§ **Your objective**: Below are some records; give them all again exactly, but not the pictures.

==== Records supplied

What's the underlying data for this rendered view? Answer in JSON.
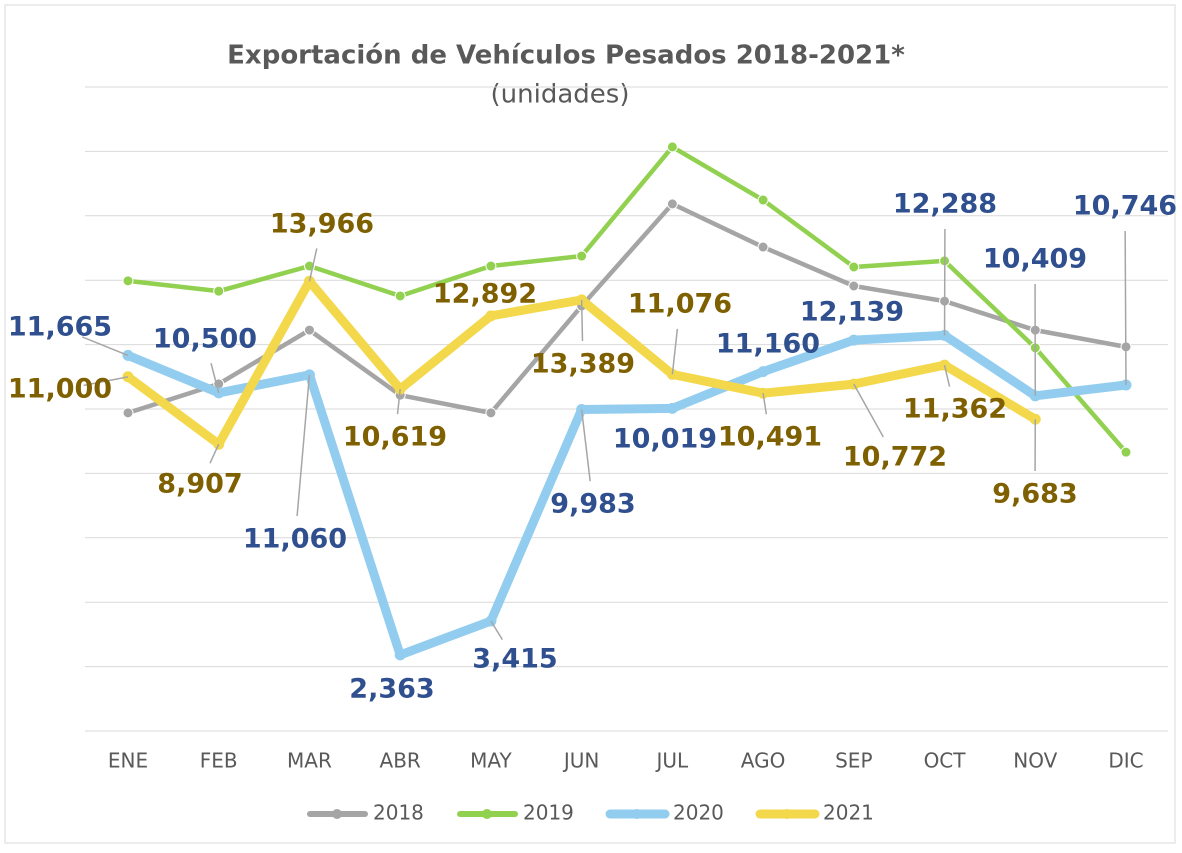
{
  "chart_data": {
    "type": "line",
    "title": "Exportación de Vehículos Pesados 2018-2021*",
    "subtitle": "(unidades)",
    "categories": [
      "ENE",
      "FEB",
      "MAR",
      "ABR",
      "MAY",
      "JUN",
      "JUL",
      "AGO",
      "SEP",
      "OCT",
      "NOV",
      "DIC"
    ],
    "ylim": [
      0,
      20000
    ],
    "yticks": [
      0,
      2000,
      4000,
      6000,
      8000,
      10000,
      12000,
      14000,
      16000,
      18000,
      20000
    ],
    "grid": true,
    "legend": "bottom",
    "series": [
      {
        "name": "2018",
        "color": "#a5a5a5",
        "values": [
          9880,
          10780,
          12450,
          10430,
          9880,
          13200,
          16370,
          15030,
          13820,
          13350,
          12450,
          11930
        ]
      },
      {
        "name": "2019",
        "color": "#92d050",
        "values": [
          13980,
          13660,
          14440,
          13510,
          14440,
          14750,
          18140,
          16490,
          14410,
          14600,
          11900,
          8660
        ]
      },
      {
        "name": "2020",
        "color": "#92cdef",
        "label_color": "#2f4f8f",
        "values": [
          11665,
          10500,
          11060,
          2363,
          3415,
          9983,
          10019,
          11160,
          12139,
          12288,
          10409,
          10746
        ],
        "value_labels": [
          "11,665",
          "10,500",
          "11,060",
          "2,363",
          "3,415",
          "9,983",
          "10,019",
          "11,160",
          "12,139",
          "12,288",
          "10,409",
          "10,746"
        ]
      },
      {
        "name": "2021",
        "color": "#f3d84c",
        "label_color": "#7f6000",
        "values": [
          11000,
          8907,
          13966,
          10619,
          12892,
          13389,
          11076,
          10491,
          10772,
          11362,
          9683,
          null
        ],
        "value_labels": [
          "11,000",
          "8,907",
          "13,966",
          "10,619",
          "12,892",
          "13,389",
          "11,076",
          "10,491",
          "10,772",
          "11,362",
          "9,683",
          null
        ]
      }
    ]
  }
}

========

§ **The output**:
What's the underlying data for this rendered view? Answer in JSON.
{
  "chart_data": {
    "type": "line",
    "title": "Exportación de Vehículos Pesados 2018-2021*",
    "subtitle": "(unidades)",
    "categories": [
      "ENE",
      "FEB",
      "MAR",
      "ABR",
      "MAY",
      "JUN",
      "JUL",
      "AGO",
      "SEP",
      "OCT",
      "NOV",
      "DIC"
    ],
    "ylim": [
      0,
      20000
    ],
    "yticks": [
      0,
      2000,
      4000,
      6000,
      8000,
      10000,
      12000,
      14000,
      16000,
      18000,
      20000
    ],
    "grid": true,
    "legend": "bottom",
    "series": [
      {
        "name": "2018",
        "color": "#a5a5a5",
        "values": [
          9880,
          10780,
          12450,
          10430,
          9880,
          13200,
          16370,
          15030,
          13820,
          13350,
          12450,
          11930
        ]
      },
      {
        "name": "2019",
        "color": "#92d050",
        "values": [
          13980,
          13660,
          14440,
          13510,
          14440,
          14750,
          18140,
          16490,
          14410,
          14600,
          11900,
          8660
        ]
      },
      {
        "name": "2020",
        "color": "#92cdef",
        "label_color": "#2f4f8f",
        "values": [
          11665,
          10500,
          11060,
          2363,
          3415,
          9983,
          10019,
          11160,
          12139,
          12288,
          10409,
          10746
        ],
        "value_labels": [
          "11,665",
          "10,500",
          "11,060",
          "2,363",
          "3,415",
          "9,983",
          "10,019",
          "11,160",
          "12,139",
          "12,288",
          "10,409",
          "10,746"
        ]
      },
      {
        "name": "2021",
        "color": "#f3d84c",
        "label_color": "#7f6000",
        "values": [
          11000,
          8907,
          13966,
          10619,
          12892,
          13389,
          11076,
          10491,
          10772,
          11362,
          9683,
          null
        ],
        "value_labels": [
          "11,000",
          "8,907",
          "13,966",
          "10,619",
          "12,892",
          "13,389",
          "11,076",
          "10,491",
          "10,772",
          "11,362",
          "9,683",
          null
        ]
      }
    ]
  }
}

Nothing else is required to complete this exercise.